_Description of the task_
In the records below, find each line containing the word "해외매출" and copy it.

^^^^

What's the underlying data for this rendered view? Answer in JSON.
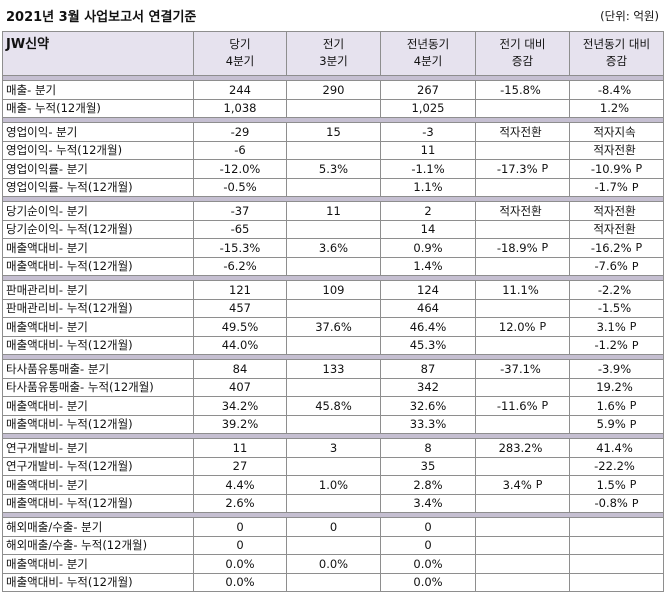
{
  "title": "2021년 3월 사업보고서 연결기준",
  "unit": "(단위: 억원)",
  "header": {
    "company": "JW신약",
    "col1": [
      "당기",
      "4분기"
    ],
    "col2": [
      "전기",
      "3분기"
    ],
    "col3": [
      "전년동기",
      "4분기"
    ],
    "col4": [
      "전기 대비",
      "증감"
    ],
    "col5": [
      "전년동기 대비",
      "증감"
    ]
  },
  "groups": [
    {
      "rows": [
        {
          "label": "매출- 분기",
          "cur": "244",
          "prev": "290",
          "yoy": "267",
          "qoq": "-15.8%",
          "qoq_p": "",
          "yoy_chg": "-8.4%",
          "yoy_p": ""
        },
        {
          "label": "매출- 누적(12개월)",
          "cur": "1,038",
          "prev": "",
          "yoy": "1,025",
          "qoq": "",
          "qoq_p": "",
          "yoy_chg": "1.2%",
          "yoy_p": ""
        }
      ]
    },
    {
      "rows": [
        {
          "label": "영업이익- 분기",
          "cur": "-29",
          "prev": "15",
          "yoy": "-3",
          "qoq": "적자전환",
          "qoq_p": "",
          "yoy_chg": "적자지속",
          "yoy_p": ""
        },
        {
          "label": "영업이익- 누적(12개월)",
          "cur": "-6",
          "prev": "",
          "yoy": "11",
          "qoq": "",
          "qoq_p": "",
          "yoy_chg": "적자전환",
          "yoy_p": ""
        },
        {
          "label": "영업이익률- 분기",
          "cur": "-12.0%",
          "prev": "5.3%",
          "yoy": "-1.1%",
          "qoq": "-17.3%",
          "qoq_p": "P",
          "yoy_chg": "-10.9%",
          "yoy_p": "P"
        },
        {
          "label": "영업이익률- 누적(12개월)",
          "cur": "-0.5%",
          "prev": "",
          "yoy": "1.1%",
          "qoq": "",
          "qoq_p": "",
          "yoy_chg": "-1.7%",
          "yoy_p": "P"
        }
      ]
    },
    {
      "rows": [
        {
          "label": "당기순이익- 분기",
          "cur": "-37",
          "prev": "11",
          "yoy": "2",
          "qoq": "적자전환",
          "qoq_p": "",
          "yoy_chg": "적자전환",
          "yoy_p": ""
        },
        {
          "label": "당기순이익- 누적(12개월)",
          "cur": "-65",
          "prev": "",
          "yoy": "14",
          "qoq": "",
          "qoq_p": "",
          "yoy_chg": "적자전환",
          "yoy_p": ""
        },
        {
          "label": "매출액대비- 분기",
          "cur": "-15.3%",
          "prev": "3.6%",
          "yoy": "0.9%",
          "qoq": "-18.9%",
          "qoq_p": "P",
          "yoy_chg": "-16.2%",
          "yoy_p": "P"
        },
        {
          "label": "매출액대비- 누적(12개월)",
          "cur": "-6.2%",
          "prev": "",
          "yoy": "1.4%",
          "qoq": "",
          "qoq_p": "",
          "yoy_chg": "-7.6%",
          "yoy_p": "P"
        }
      ]
    },
    {
      "rows": [
        {
          "label": "판매관리비- 분기",
          "cur": "121",
          "prev": "109",
          "yoy": "124",
          "qoq": "11.1%",
          "qoq_p": "",
          "yoy_chg": "-2.2%",
          "yoy_p": ""
        },
        {
          "label": "판매관리비- 누적(12개월)",
          "cur": "457",
          "prev": "",
          "yoy": "464",
          "qoq": "",
          "qoq_p": "",
          "yoy_chg": "-1.5%",
          "yoy_p": ""
        },
        {
          "label": "매출액대비- 분기",
          "cur": "49.5%",
          "prev": "37.6%",
          "yoy": "46.4%",
          "qoq": "12.0%",
          "qoq_p": "P",
          "yoy_chg": "3.1%",
          "yoy_p": "P"
        },
        {
          "label": "매출액대비- 누적(12개월)",
          "cur": "44.0%",
          "prev": "",
          "yoy": "45.3%",
          "qoq": "",
          "qoq_p": "",
          "yoy_chg": "-1.2%",
          "yoy_p": "P"
        }
      ]
    },
    {
      "rows": [
        {
          "label": "타사품유통매출- 분기",
          "cur": "84",
          "prev": "133",
          "yoy": "87",
          "qoq": "-37.1%",
          "qoq_p": "",
          "yoy_chg": "-3.9%",
          "yoy_p": ""
        },
        {
          "label": "타사품유통매출- 누적(12개월)",
          "cur": "407",
          "prev": "",
          "yoy": "342",
          "qoq": "",
          "qoq_p": "",
          "yoy_chg": "19.2%",
          "yoy_p": ""
        },
        {
          "label": "매출액대비- 분기",
          "cur": "34.2%",
          "prev": "45.8%",
          "yoy": "32.6%",
          "qoq": "-11.6%",
          "qoq_p": "P",
          "yoy_chg": "1.6%",
          "yoy_p": "P"
        },
        {
          "label": "매출액대비- 누적(12개월)",
          "cur": "39.2%",
          "prev": "",
          "yoy": "33.3%",
          "qoq": "",
          "qoq_p": "",
          "yoy_chg": "5.9%",
          "yoy_p": "P"
        }
      ]
    },
    {
      "rows": [
        {
          "label": "연구개발비- 분기",
          "cur": "11",
          "prev": "3",
          "yoy": "8",
          "qoq": "283.2%",
          "qoq_p": "",
          "yoy_chg": "41.4%",
          "yoy_p": ""
        },
        {
          "label": "연구개발비- 누적(12개월)",
          "cur": "27",
          "prev": "",
          "yoy": "35",
          "qoq": "",
          "qoq_p": "",
          "yoy_chg": "-22.2%",
          "yoy_p": ""
        },
        {
          "label": "매출액대비- 분기",
          "cur": "4.4%",
          "prev": "1.0%",
          "yoy": "2.8%",
          "qoq": "3.4%",
          "qoq_p": "P",
          "yoy_chg": "1.5%",
          "yoy_p": "P"
        },
        {
          "label": "매출액대비- 누적(12개월)",
          "cur": "2.6%",
          "prev": "",
          "yoy": "3.4%",
          "qoq": "",
          "qoq_p": "",
          "yoy_chg": "-0.8%",
          "yoy_p": "P"
        }
      ]
    },
    {
      "rows": [
        {
          "label": "해외매출/수출- 분기",
          "cur": "0",
          "prev": "0",
          "yoy": "0",
          "qoq": "",
          "qoq_p": "",
          "yoy_chg": "",
          "yoy_p": ""
        },
        {
          "label": "해외매출/수출- 누적(12개월)",
          "cur": "0",
          "prev": "",
          "yoy": "0",
          "qoq": "",
          "qoq_p": "",
          "yoy_chg": "",
          "yoy_p": ""
        },
        {
          "label": "매출액대비- 분기",
          "cur": "0.0%",
          "prev": "0.0%",
          "yoy": "0.0%",
          "qoq": "",
          "qoq_p": "",
          "yoy_chg": "",
          "yoy_p": ""
        },
        {
          "label": "매출액대비- 누적(12개월)",
          "cur": "0.0%",
          "prev": "",
          "yoy": "0.0%",
          "qoq": "",
          "qoq_p": "",
          "yoy_chg": "",
          "yoy_p": ""
        }
      ]
    }
  ]
}
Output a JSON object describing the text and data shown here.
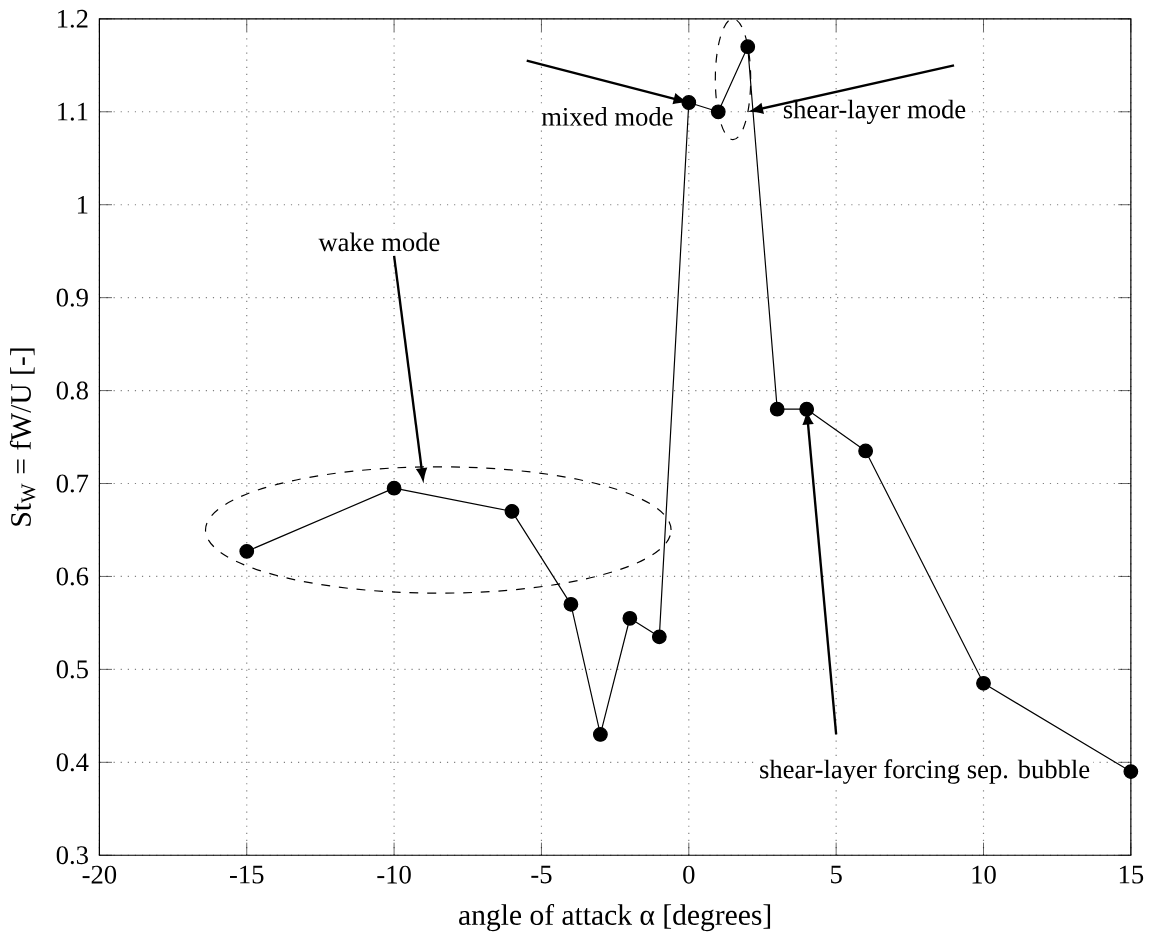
{
  "chart_data": {
    "type": "line",
    "xlabel": "angle of attack α [degrees]",
    "ylabel": "St$_{W}$ = fW/U [-]",
    "x": [
      -15,
      -10,
      -6,
      -4,
      -3,
      -2,
      -1,
      0,
      1,
      2,
      3,
      4,
      6,
      10,
      15
    ],
    "series": [
      {
        "color": "#000000",
        "values": [
          0.627,
          0.695,
          0.67,
          0.57,
          0.43,
          0.555,
          0.535,
          1.11,
          1.1,
          1.17,
          0.78,
          0.78,
          0.735,
          0.485,
          0.39
        ]
      }
    ],
    "xlim": [
      -20,
      15
    ],
    "xticks": [
      -20,
      -15,
      -10,
      -5,
      0,
      5,
      10,
      15
    ],
    "ylim": [
      0.3,
      1.2
    ],
    "yticks": [
      0.3,
      0.4,
      0.5,
      0.6,
      0.7,
      0.8,
      0.9,
      1,
      1.1,
      1.2
    ],
    "grid": true,
    "marker": "circle",
    "line_style": "solid",
    "annotations": [
      {
        "text": "mixed mode",
        "x": 0,
        "y": 1.11
      },
      {
        "text": "shear-layer mode",
        "x": 2,
        "y": 1.1
      },
      {
        "text": "wake mode",
        "x": -9,
        "y": 0.7
      },
      {
        "text": "shear-layer forcing sep. bubble",
        "x": 4,
        "y": 0.78
      }
    ]
  }
}
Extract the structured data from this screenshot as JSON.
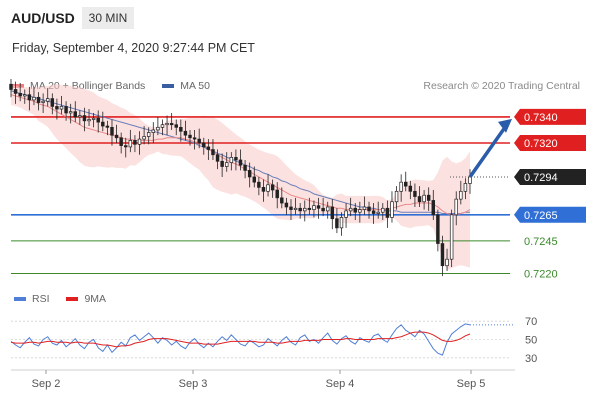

^^^^

_Full output_
          "label": "해외매출/수출- 분기",
          "label": "해외매출/수출- 누적(12개월)",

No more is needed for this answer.